**Material provided**
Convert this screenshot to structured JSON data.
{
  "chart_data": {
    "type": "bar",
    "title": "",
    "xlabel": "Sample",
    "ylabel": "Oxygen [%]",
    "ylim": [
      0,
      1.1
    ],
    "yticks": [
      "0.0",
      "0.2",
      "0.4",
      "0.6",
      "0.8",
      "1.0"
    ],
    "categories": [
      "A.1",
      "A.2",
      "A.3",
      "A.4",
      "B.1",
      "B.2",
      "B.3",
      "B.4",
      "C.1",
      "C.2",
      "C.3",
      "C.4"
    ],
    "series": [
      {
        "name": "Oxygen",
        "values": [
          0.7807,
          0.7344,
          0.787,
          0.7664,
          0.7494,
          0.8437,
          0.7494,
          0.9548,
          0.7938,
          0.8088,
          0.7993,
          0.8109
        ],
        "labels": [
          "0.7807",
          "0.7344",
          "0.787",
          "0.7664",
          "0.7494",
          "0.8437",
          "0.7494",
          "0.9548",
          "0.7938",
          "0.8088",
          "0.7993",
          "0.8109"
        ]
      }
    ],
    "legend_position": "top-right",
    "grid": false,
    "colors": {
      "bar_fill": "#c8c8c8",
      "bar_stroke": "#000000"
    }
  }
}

**What you have to do**
Take the entries above and transcribe them in full.

**Written response**
Convert this screenshot to structured JSON data.
{
  "chart_data": {
    "type": "bar",
    "title": "",
    "xlabel": "Sample",
    "ylabel": "Oxygen [%]",
    "ylim": [
      0,
      1.1
    ],
    "yticks": [
      "0.0",
      "0.2",
      "0.4",
      "0.6",
      "0.8",
      "1.0"
    ],
    "categories": [
      "A.1",
      "A.2",
      "A.3",
      "A.4",
      "B.1",
      "B.2",
      "B.3",
      "B.4",
      "C.1",
      "C.2",
      "C.3",
      "C.4"
    ],
    "series": [
      {
        "name": "Oxygen",
        "values": [
          0.7807,
          0.7344,
          0.787,
          0.7664,
          0.7494,
          0.8437,
          0.7494,
          0.9548,
          0.7938,
          0.8088,
          0.7993,
          0.8109
        ],
        "labels": [
          "0.7807",
          "0.7344",
          "0.787",
          "0.7664",
          "0.7494",
          "0.8437",
          "0.7494",
          "0.9548",
          "0.7938",
          "0.8088",
          "0.7993",
          "0.8109"
        ]
      }
    ],
    "legend_position": "top-right",
    "grid": false,
    "colors": {
      "bar_fill": "#c8c8c8",
      "bar_stroke": "#000000"
    }
  }
}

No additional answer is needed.